### Problem details
Your task is to repeat the entries exactly. Leave the pictures out.

##### Data for the task #####

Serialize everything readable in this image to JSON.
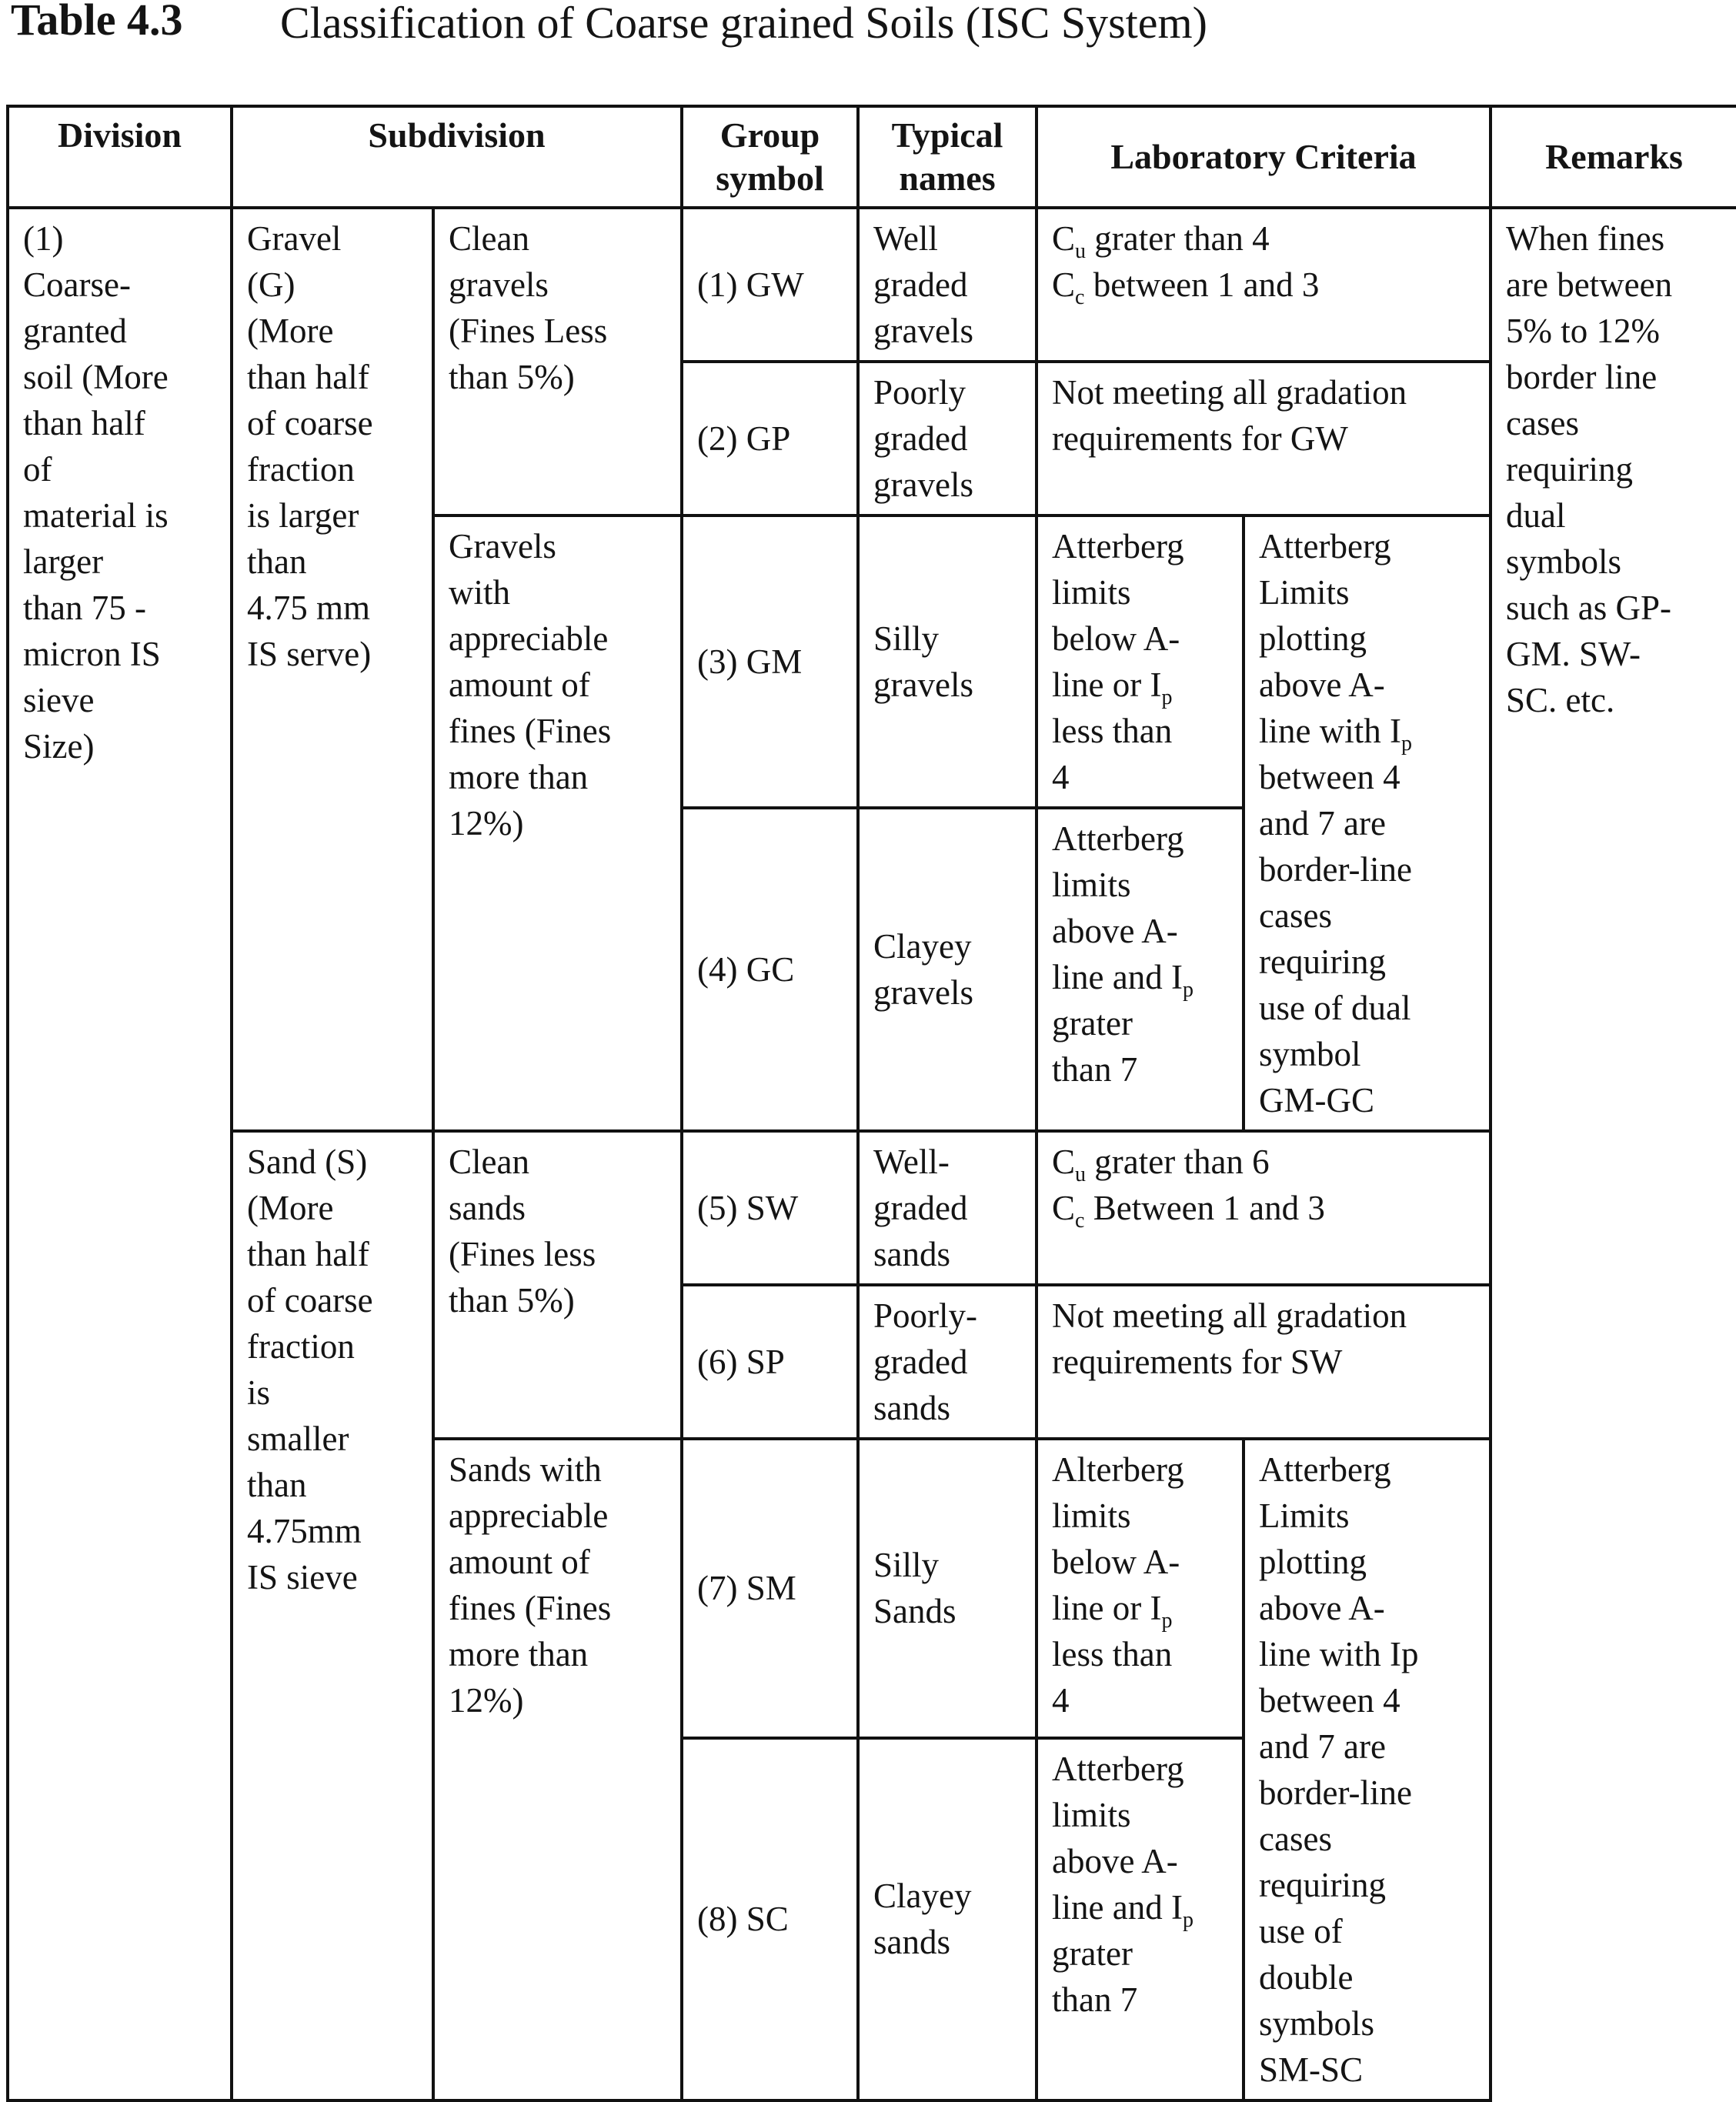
{
  "caption": {
    "number": "Table 4.3",
    "title": "Classification of Coarse grained Soils (ISC System)"
  },
  "headers": {
    "division": "Division",
    "subdivision": "Subdivision",
    "group_symbol": "Group\nsymbol",
    "typical_names": "Typical\nnames",
    "lab_criteria": "Laboratory Criteria",
    "remarks": "Remarks"
  },
  "division": "(1)\nCoarse-\ngranted\nsoil (More\nthan half\nof\nmaterial is\nlarger\nthan 75 -\nmicron IS\nsieve\nSize)",
  "gravel": {
    "subdivision": "Gravel\n(G)\n(More\nthan half\nof coarse\nfraction\nis larger\nthan\n4.75 mm\nIS serve)",
    "clean": "Clean\ngravels\n(Fines Less\nthan 5%)",
    "fines": "Gravels\nwith\nappreciable\namount of\nfines (Fines\nmore than\n12%)"
  },
  "sand": {
    "subdivision": "Sand (S)\n(More\nthan half\nof coarse\nfraction\nis\nsmaller\nthan\n4.75mm\nIS sieve",
    "clean": "Clean\nsands\n(Fines less\nthan 5%)",
    "fines": "Sands with\nappreciable\namount of\nfines (Fines\nmore than\n12%)"
  },
  "rows": {
    "gw": {
      "symbol": "(1) GW",
      "name": "Well\ngraded\ngravels",
      "crit1": {
        "pre": "C",
        "sub": "u",
        "post": " grater than 4"
      },
      "crit2": {
        "pre": "C",
        "sub": "c",
        "post": " between 1 and 3"
      }
    },
    "gp": {
      "symbol": "(2) GP",
      "name": "Poorly\ngraded\ngravels",
      "crit": "Not meeting all gradation\nrequirements for GW"
    },
    "gm": {
      "symbol": "(3) GM",
      "name": "Silly\ngravels",
      "crit": {
        "pre": "Atterberg\nlimits\nbelow A-\nline or I",
        "sub": "p",
        "post": "\nless than\n4"
      },
      "dual": {
        "pre": "Atterberg\nLimits\nplotting\nabove A-\nline with I",
        "sub": "p",
        "post": "\nbetween 4\nand 7 are\nborder-line\ncases\nrequiring\nuse of dual\nsymbol\nGM-GC"
      }
    },
    "gc": {
      "symbol": "(4) GC",
      "name": "Clayey\ngravels",
      "crit": {
        "pre": "Atterberg\nlimits\nabove A-\nline and I",
        "sub": "p",
        "post": "\ngrater\nthan 7"
      }
    },
    "sw": {
      "symbol": "(5) SW",
      "name": "Well-\ngraded\nsands",
      "crit1": {
        "pre": "C",
        "sub": "u",
        "post": " grater than 6"
      },
      "crit2": {
        "pre": "C",
        "sub": "c",
        "post": " Between 1 and 3"
      }
    },
    "sp": {
      "symbol": "(6) SP",
      "name": "Poorly-\ngraded\nsands",
      "crit": "Not meeting all gradation\nrequirements for SW"
    },
    "sm": {
      "symbol": "(7) SM",
      "name": "Silly\nSands",
      "crit": {
        "pre": "Alterberg\nlimits\nbelow A-\nline or I",
        "sub": "p",
        "post": "\nless than\n4"
      },
      "dual": "Atterberg\nLimits\nplotting\nabove A-\nline with Ip\nbetween 4\nand 7 are\nborder-line\ncases\nrequiring\nuse of\ndouble\nsymbols\nSM-SC"
    },
    "sc": {
      "symbol": "(8) SC",
      "name": "Clayey\nsands",
      "crit": {
        "pre": "Atterberg\nlimits\nabove A-\nline and I",
        "sub": "p",
        "post": "\ngrater\nthan 7"
      }
    }
  },
  "remarks": "When fines\nare between\n5% to 12%\nborder line\ncases\nrequiring\ndual\nsymbols\nsuch as GP-\nGM. SW-\nSC. etc."
}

#####

### Solution to this task
Serialize everything readable in this image to JSON.
{
  "caption": {
    "number": "Table 4.3",
    "title": "Classification of Coarse grained Soils (ISC System)"
  },
  "headers": {
    "division": "Division",
    "subdivision": "Subdivision",
    "group_symbol": "Group\nsymbol",
    "typical_names": "Typical\nnames",
    "lab_criteria": "Laboratory Criteria",
    "remarks": "Remarks"
  },
  "division": "(1)\nCoarse-\ngranted\nsoil (More\nthan half\nof\nmaterial is\nlarger\nthan 75 -\nmicron IS\nsieve\nSize)",
  "gravel": {
    "subdivision": "Gravel\n(G)\n(More\nthan half\nof coarse\nfraction\nis larger\nthan\n4.75 mm\nIS serve)",
    "clean": "Clean\ngravels\n(Fines Less\nthan 5%)",
    "fines": "Gravels\nwith\nappreciable\namount of\nfines (Fines\nmore than\n12%)"
  },
  "sand": {
    "subdivision": "Sand (S)\n(More\nthan half\nof coarse\nfraction\nis\nsmaller\nthan\n4.75mm\nIS sieve",
    "clean": "Clean\nsands\n(Fines less\nthan 5%)",
    "fines": "Sands with\nappreciable\namount of\nfines (Fines\nmore than\n12%)"
  },
  "rows": {
    "gw": {
      "symbol": "(1) GW",
      "name": "Well\ngraded\ngravels",
      "crit1": {
        "pre": "C",
        "sub": "u",
        "post": " grater than 4"
      },
      "crit2": {
        "pre": "C",
        "sub": "c",
        "post": " between 1 and 3"
      }
    },
    "gp": {
      "symbol": "(2) GP",
      "name": "Poorly\ngraded\ngravels",
      "crit": "Not meeting all gradation\nrequirements for GW"
    },
    "gm": {
      "symbol": "(3) GM",
      "name": "Silly\ngravels",
      "crit": {
        "pre": "Atterberg\nlimits\nbelow A-\nline or I",
        "sub": "p",
        "post": "\nless than\n4"
      },
      "dual": {
        "pre": "Atterberg\nLimits\nplotting\nabove A-\nline with I",
        "sub": "p",
        "post": "\nbetween 4\nand 7 are\nborder-line\ncases\nrequiring\nuse of dual\nsymbol\nGM-GC"
      }
    },
    "gc": {
      "symbol": "(4) GC",
      "name": "Clayey\ngravels",
      "crit": {
        "pre": "Atterberg\nlimits\nabove A-\nline and I",
        "sub": "p",
        "post": "\ngrater\nthan 7"
      }
    },
    "sw": {
      "symbol": "(5) SW",
      "name": "Well-\ngraded\nsands",
      "crit1": {
        "pre": "C",
        "sub": "u",
        "post": " grater than 6"
      },
      "crit2": {
        "pre": "C",
        "sub": "c",
        "post": " Between 1 and 3"
      }
    },
    "sp": {
      "symbol": "(6) SP",
      "name": "Poorly-\ngraded\nsands",
      "crit": "Not meeting all gradation\nrequirements for SW"
    },
    "sm": {
      "symbol": "(7) SM",
      "name": "Silly\nSands",
      "crit": {
        "pre": "Alterberg\nlimits\nbelow A-\nline or I",
        "sub": "p",
        "post": "\nless than\n4"
      },
      "dual": "Atterberg\nLimits\nplotting\nabove A-\nline with Ip\nbetween 4\nand 7 are\nborder-line\ncases\nrequiring\nuse of\ndouble\nsymbols\nSM-SC"
    },
    "sc": {
      "symbol": "(8) SC",
      "name": "Clayey\nsands",
      "crit": {
        "pre": "Atterberg\nlimits\nabove A-\nline and I",
        "sub": "p",
        "post": "\ngrater\nthan 7"
      }
    }
  },
  "remarks": "When fines\nare between\n5% to 12%\nborder line\ncases\nrequiring\ndual\nsymbols\nsuch as GP-\nGM. SW-\nSC. etc."
}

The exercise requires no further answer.